- [Exercise prompt]: Return each line of the listing below, unchanged, and omit the images.

** start of Exercise input **

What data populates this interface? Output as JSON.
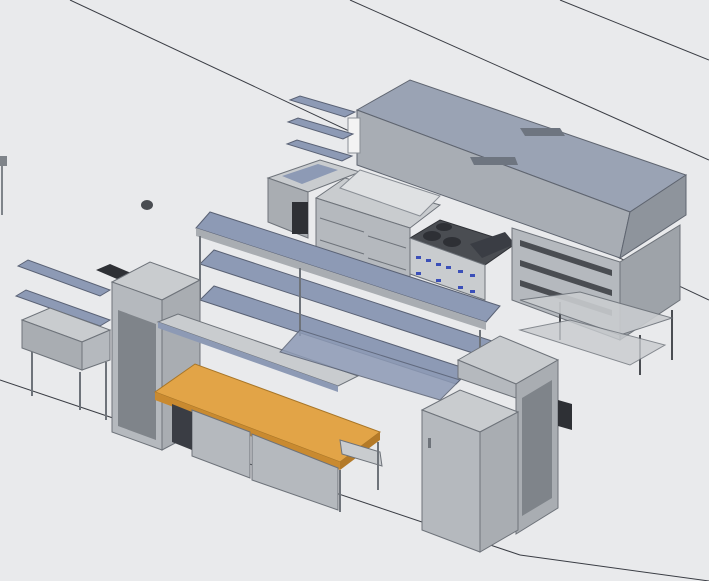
{
  "scene": {
    "subject": "commercial-kitchen-equipment-layout",
    "view": "isometric-3d-render",
    "colors": {
      "background": "#e9eaec",
      "floor_line": "#3a3d44",
      "steel_light": "#c9cccf",
      "steel_mid": "#a9adb2",
      "steel_dark": "#7f848a",
      "shelf_blue": "#8d9ab5",
      "hood_top": "#9aa3b4",
      "butcher_block": "#e2a447",
      "burner_blue": "#3b4fb8",
      "frame_dark": "#4a4d52"
    },
    "items": [
      "exhaust-hood",
      "wall-shelves",
      "hand-sink",
      "refrigerated-prep-base",
      "range-with-burners",
      "deck-pizza-oven",
      "overshelf-pass-through",
      "three-compartment-sink",
      "reach-in-cabinet-left",
      "butcher-block-worktable",
      "reach-in-cabinet-right"
    ]
  }
}
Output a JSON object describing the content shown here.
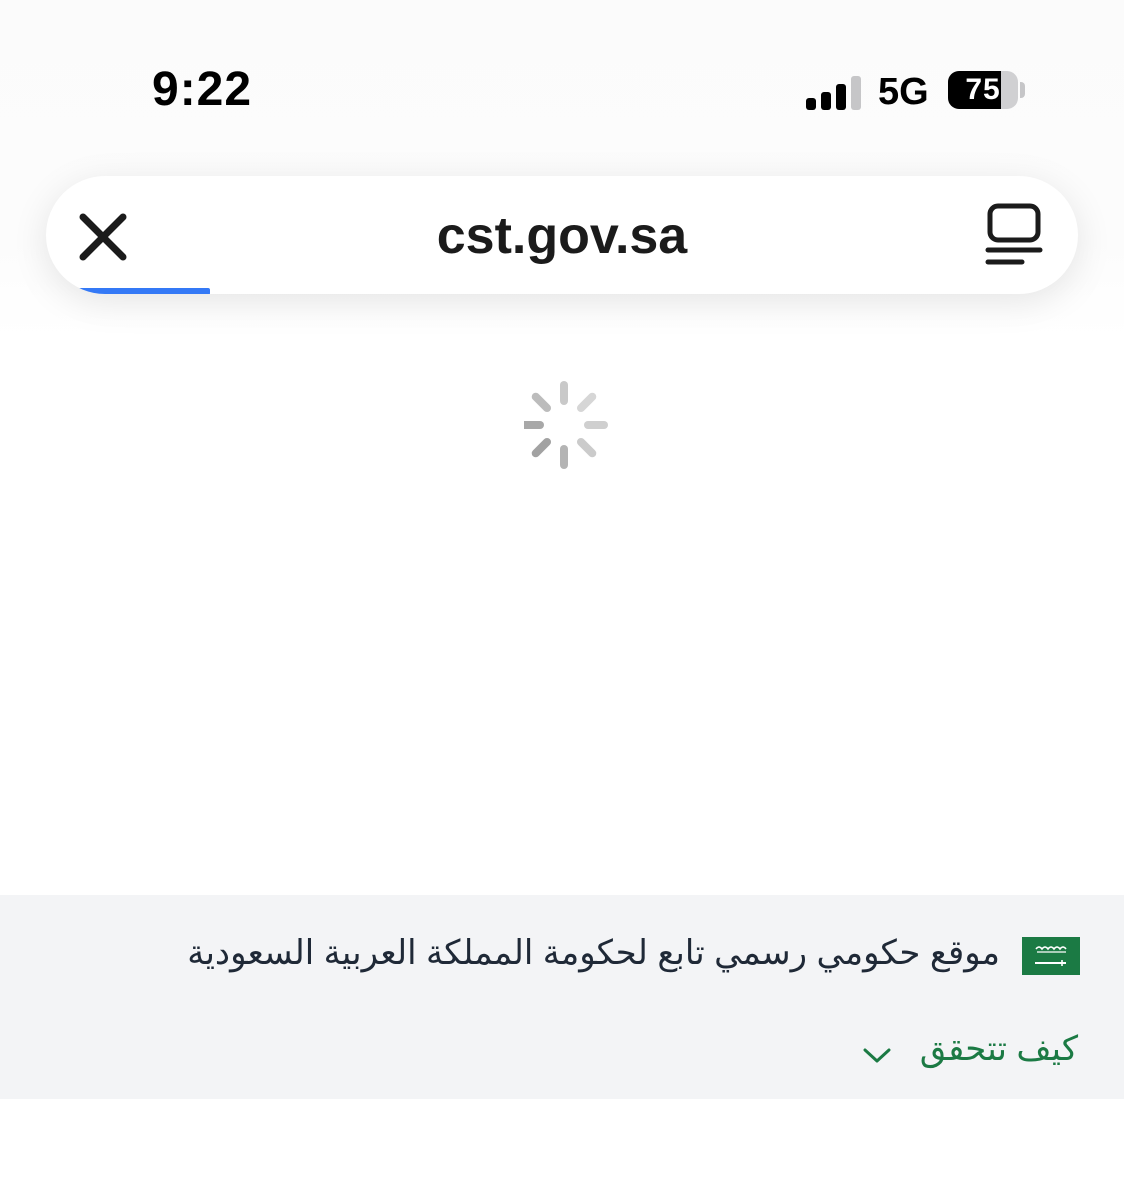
{
  "status_bar": {
    "time": "9:22",
    "network": "5G",
    "battery_percent": 75,
    "battery_text": "75",
    "signal_bars_active": 3,
    "signal_bars_total": 4,
    "icons": [
      "signal-icon",
      "battery-icon"
    ]
  },
  "address_bar": {
    "url": "cst.gov.sa",
    "loading_progress": 0.13,
    "left_icon": "close-icon",
    "right_icon": "reader-mode-icon",
    "progress_color": "#3479f6"
  },
  "page": {
    "state": "loading",
    "spinner_icon": "loading-spinner-icon"
  },
  "gov_banner": {
    "flag_icon": "saudi-flag-icon",
    "text": "موقع حكومي رسمي تابع لحكومة المملكة العربية السعودية",
    "link_text": "كيف تتحقق",
    "link_icon": "chevron-down-icon",
    "link_color": "#1b7a44",
    "background": "#f3f4f6"
  }
}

** end of Exercise input **

- [Solution to this task]:
What data populates this interface? Output as JSON.
{
  "scene": {
    "subject": "commercial-kitchen-equipment-layout",
    "view": "isometric-3d-render",
    "colors": {
      "background": "#e9eaec",
      "floor_line": "#3a3d44",
      "steel_light": "#c9cccf",
      "steel_mid": "#a9adb2",
      "steel_dark": "#7f848a",
      "shelf_blue": "#8d9ab5",
      "hood_top": "#9aa3b4",
      "butcher_block": "#e2a447",
      "burner_blue": "#3b4fb8",
      "frame_dark": "#4a4d52"
    },
    "items": [
      "exhaust-hood",
      "wall-shelves",
      "hand-sink",
      "refrigerated-prep-base",
      "range-with-burners",
      "deck-pizza-oven",
      "overshelf-pass-through",
      "three-compartment-sink",
      "reach-in-cabinet-left",
      "butcher-block-worktable",
      "reach-in-cabinet-right"
    ]
  }
}
Output a JSON object describing the content shown here.
{
  "status_bar": {
    "time": "9:22",
    "network": "5G",
    "battery_percent": 75,
    "battery_text": "75",
    "signal_bars_active": 3,
    "signal_bars_total": 4,
    "icons": [
      "signal-icon",
      "battery-icon"
    ]
  },
  "address_bar": {
    "url": "cst.gov.sa",
    "loading_progress": 0.13,
    "left_icon": "close-icon",
    "right_icon": "reader-mode-icon",
    "progress_color": "#3479f6"
  },
  "page": {
    "state": "loading",
    "spinner_icon": "loading-spinner-icon"
  },
  "gov_banner": {
    "flag_icon": "saudi-flag-icon",
    "text": "موقع حكومي رسمي تابع لحكومة المملكة العربية السعودية",
    "link_text": "كيف تتحقق",
    "link_icon": "chevron-down-icon",
    "link_color": "#1b7a44",
    "background": "#f3f4f6"
  }
}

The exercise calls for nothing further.